Problema assegnato A: Riassumi in due frasi il brano sulle fotografie di Patrioli.
Problema assegnato B:
Rispondi, per favore, alle domande seguenti sul brano dedicato alle fotografie di Patrioli.
(i) Secondo l'ideologia dell'epoca, a chi "apparteneva" la bellezza?
(ii) Chi viene indicato come unico precursore di Patrioli, e in quali decenni?
(iii) In quale Europa era leggendaria la "disponibilità" dei giovani dell'Italia arcaica e agreste?
Problema assegnato C: Fornisci il seguito del brano sulle fotografie di Patrioli, partendo subito dopo la sua ultima frase.

Patrioli ha creato le sue foto in un’epoca
che volgeva alla fine. Per secoli la società contadina italiana
aveva escluso dalla sessualità i giovani: la (etero)sessualità
era infatti un privilegio da adulto, non un diritto. In questo contesto
l’omosessualità era vissuta come un “male minore”, a cui far ricorso
“in mancanza di meglio”...
La “disponibilità” dei giovani
dell’arcaica e agreste Italia era quindi leggendaria in tutta l’Europa
gay più urbanizzata.
Era una disponibilità non solo a
darsi, ma anche a esibirsi. Provando fierezza e piacere nel vedere ammirato
un corpo che secondo l'ideologia dell'epoca nessuno considerava "bello":
la bellezza era infatti una caratteristica che "apparteneva" alle donne,
non ai ragazzi.
Le fotografie di nudo di Patrioli (che
ha come unico precursore, negli anni Cinquanta e Sessanta, il tedesco Konrad
Helbig, 1917-1985) hanno immortalato gli ultimi ragazzi e gli ultimi
anni di questa fase di "disponibilità" a esibirsi (e a concedersi)
su una spiaggia o sulla riva d'un fosso.

Voci di dati raccolti
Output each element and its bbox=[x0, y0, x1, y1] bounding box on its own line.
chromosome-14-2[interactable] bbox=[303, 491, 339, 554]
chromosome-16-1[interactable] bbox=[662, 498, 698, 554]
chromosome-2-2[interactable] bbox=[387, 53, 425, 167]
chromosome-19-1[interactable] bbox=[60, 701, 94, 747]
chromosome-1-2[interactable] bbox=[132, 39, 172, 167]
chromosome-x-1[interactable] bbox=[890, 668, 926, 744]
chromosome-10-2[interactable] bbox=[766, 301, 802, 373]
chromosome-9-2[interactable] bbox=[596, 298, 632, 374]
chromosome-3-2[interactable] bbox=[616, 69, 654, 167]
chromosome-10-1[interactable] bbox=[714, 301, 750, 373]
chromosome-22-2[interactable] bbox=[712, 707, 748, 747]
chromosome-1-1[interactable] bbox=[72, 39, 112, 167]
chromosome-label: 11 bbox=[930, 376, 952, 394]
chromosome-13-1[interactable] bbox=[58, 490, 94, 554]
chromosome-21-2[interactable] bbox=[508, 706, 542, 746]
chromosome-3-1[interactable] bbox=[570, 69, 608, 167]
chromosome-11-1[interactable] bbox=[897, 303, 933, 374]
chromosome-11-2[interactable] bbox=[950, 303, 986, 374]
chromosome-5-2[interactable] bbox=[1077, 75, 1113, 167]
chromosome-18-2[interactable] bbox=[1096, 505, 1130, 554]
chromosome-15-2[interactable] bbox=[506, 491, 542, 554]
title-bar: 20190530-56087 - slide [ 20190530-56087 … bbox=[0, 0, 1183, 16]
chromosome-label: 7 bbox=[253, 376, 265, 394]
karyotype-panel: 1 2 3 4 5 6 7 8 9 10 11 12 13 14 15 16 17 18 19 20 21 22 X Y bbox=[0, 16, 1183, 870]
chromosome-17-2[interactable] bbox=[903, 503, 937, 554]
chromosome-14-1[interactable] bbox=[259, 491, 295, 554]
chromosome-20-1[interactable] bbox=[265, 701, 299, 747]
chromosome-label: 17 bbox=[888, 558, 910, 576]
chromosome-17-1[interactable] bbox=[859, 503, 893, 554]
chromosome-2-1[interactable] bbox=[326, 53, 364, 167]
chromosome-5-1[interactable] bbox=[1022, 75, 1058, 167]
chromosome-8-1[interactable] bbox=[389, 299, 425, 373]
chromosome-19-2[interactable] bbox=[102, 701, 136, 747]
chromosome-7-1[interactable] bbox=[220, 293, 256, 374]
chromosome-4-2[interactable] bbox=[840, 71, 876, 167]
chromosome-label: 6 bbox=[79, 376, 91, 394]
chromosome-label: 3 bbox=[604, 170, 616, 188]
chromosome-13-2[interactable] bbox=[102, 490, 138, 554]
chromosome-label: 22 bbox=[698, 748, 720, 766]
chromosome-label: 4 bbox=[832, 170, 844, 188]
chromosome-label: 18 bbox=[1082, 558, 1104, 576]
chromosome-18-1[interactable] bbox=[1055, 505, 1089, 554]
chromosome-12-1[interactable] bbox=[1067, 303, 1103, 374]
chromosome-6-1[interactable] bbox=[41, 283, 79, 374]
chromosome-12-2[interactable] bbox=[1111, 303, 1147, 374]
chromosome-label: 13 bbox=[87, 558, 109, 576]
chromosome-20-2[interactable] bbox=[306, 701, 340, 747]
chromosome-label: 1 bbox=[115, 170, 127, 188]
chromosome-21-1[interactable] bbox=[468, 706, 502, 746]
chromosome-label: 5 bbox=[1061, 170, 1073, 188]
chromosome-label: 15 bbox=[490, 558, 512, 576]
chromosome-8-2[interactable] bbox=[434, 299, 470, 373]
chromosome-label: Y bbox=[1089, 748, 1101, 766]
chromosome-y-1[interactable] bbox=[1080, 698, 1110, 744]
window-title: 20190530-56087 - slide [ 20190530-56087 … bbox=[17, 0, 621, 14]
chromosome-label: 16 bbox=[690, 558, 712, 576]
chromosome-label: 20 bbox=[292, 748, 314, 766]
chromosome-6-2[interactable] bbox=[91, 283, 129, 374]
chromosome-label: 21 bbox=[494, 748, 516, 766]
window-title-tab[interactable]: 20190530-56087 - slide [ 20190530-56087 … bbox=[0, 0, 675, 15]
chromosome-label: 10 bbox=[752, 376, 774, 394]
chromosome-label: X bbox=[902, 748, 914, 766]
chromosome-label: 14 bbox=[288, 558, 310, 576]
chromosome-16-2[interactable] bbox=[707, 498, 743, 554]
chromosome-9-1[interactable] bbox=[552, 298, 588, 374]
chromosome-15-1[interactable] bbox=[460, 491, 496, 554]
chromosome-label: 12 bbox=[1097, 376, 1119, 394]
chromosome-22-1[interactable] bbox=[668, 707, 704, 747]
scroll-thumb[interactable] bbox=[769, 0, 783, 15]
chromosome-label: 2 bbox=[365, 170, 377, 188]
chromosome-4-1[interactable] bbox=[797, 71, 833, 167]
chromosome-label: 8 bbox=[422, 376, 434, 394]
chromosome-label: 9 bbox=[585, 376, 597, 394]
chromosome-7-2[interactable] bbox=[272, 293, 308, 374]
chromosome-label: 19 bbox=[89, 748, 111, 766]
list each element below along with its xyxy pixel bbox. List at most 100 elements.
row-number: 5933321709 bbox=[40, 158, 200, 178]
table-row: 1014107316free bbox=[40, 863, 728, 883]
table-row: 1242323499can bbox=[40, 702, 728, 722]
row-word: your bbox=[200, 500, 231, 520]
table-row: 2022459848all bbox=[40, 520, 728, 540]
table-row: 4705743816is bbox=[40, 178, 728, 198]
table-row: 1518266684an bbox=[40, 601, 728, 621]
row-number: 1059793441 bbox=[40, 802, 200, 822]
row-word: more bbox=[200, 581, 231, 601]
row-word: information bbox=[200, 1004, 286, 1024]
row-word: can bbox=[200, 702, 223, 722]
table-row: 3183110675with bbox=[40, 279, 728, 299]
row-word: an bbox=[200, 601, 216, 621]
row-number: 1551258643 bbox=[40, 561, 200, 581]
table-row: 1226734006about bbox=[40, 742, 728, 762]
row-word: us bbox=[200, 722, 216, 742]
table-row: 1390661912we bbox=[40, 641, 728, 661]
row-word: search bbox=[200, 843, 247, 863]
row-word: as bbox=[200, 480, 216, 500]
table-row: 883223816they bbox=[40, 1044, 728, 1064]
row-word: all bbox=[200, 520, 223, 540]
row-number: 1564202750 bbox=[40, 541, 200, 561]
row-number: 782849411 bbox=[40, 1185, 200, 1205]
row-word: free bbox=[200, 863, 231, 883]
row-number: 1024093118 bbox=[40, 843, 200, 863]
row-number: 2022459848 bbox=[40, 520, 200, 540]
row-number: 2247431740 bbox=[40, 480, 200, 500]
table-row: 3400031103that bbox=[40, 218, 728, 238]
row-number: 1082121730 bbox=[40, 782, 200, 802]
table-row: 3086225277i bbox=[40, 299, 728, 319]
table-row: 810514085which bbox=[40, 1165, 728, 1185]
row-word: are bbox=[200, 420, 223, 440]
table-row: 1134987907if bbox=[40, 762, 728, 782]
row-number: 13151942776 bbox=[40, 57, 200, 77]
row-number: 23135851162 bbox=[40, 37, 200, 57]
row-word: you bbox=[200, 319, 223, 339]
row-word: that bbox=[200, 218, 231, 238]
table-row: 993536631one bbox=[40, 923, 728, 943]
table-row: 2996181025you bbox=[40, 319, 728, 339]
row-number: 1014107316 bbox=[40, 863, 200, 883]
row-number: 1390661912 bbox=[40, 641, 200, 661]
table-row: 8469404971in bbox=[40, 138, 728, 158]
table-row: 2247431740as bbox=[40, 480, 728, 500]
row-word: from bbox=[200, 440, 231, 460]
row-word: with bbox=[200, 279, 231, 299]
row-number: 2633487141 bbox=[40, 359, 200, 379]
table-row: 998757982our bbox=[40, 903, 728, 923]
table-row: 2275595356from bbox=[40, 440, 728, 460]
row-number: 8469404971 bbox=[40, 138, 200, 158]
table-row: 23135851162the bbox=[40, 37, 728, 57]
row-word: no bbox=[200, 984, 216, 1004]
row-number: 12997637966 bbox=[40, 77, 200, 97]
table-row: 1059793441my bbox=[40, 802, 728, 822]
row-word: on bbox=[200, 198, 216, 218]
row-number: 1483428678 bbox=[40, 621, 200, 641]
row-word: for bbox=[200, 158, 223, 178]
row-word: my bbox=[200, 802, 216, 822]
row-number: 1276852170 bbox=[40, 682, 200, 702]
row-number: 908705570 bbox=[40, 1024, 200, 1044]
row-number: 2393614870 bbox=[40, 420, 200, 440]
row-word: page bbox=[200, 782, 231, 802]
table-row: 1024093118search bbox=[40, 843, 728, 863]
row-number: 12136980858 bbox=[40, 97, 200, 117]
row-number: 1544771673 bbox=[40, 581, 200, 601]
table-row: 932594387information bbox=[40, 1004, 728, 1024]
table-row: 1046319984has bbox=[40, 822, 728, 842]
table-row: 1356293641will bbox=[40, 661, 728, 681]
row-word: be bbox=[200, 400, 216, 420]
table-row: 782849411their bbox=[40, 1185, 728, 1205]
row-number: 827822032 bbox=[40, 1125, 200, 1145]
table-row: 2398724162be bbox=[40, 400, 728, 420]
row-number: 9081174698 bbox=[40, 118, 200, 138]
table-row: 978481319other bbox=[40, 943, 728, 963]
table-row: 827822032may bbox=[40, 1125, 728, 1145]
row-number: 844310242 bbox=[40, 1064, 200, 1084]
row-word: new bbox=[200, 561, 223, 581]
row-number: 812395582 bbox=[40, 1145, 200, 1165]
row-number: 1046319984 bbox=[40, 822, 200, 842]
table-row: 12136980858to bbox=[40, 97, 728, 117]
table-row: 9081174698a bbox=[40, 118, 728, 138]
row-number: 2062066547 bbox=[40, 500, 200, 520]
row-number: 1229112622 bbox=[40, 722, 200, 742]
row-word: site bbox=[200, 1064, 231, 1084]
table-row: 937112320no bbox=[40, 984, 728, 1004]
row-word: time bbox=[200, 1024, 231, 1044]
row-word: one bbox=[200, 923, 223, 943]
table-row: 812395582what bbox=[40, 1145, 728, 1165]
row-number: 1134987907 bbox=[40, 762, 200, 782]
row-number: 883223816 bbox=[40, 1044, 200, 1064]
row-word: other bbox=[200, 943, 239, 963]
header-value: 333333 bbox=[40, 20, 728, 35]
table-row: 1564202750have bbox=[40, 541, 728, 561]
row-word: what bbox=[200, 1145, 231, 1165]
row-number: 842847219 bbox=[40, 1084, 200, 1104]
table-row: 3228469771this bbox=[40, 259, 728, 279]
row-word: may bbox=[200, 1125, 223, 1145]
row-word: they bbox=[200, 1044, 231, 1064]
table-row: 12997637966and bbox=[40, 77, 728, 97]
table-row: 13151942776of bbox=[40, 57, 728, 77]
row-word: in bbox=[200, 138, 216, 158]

Risposta A: Patrioli ha fotografato la fine di un'epoca in cui la società contadina italiana escludeva i giovani dalla sessualità, considerata un privilegio da adulto, e l'omosessualità era vissuta come un "male minore". Le sue fotografie di nudo, che hanno come unico precursore il tedesco Konrad Helbig, hanno immortalato gli ultimi ragazzi e gli ultimi anni della loro "disponibilità" a esibirsi su una spiaggia o sulla riva d'un fosso.

Risposta B:
(i) Alle donne, non ai ragazzi.
(ii) Il tedesco Konrad Helbig (1917-1985), negli anni Cinquanta e Sessanta.
(iii) In tutta l'Europa gay più urbanizzata.

Risposta C:
La cosa più strana, che Patrioli
racconta ridendo, è che le foto artistiche per cui è oggi
conosciuto furono all'inizio solo un capriccio privato (in quanto prive
di mercato), nato ai margini di servizi pornografici, venduti soprattutto
alla rivista Doppiosenso (che per qualche anno fu in pratica monopolizzata
da lui).
Questo spiega la loro forza selvaggia,
la loro spontaneità e immediatezza, la loro collocazione al di fuori
delle mode artistiche dell'epoca (pagando un esplicito omaggio, al massimo,
al solo Wilhelm
von Gloeden).
Sono "appunti" che fissano la bellezza
d'un ragazzo, che in qualche caso era anche amante del fotografo, in altri
era invece un ragazzo incontrato per strada, magari uno degli ultimi e
pasoliniani "ragazzi di vita".
Solo quando una valanga di porno "gratuito"
(cioè, rubato) iniziò ad arrivare dagli Usa e rese
"superfluo" il pagamento dei fotografi, Patrioli ebbe occasione di scoprire
che anche le sue foto d'arte avevano un mercato, che piacevano, e che anzi
alla fine interessavano addirittura più di quelle "a luci rosse".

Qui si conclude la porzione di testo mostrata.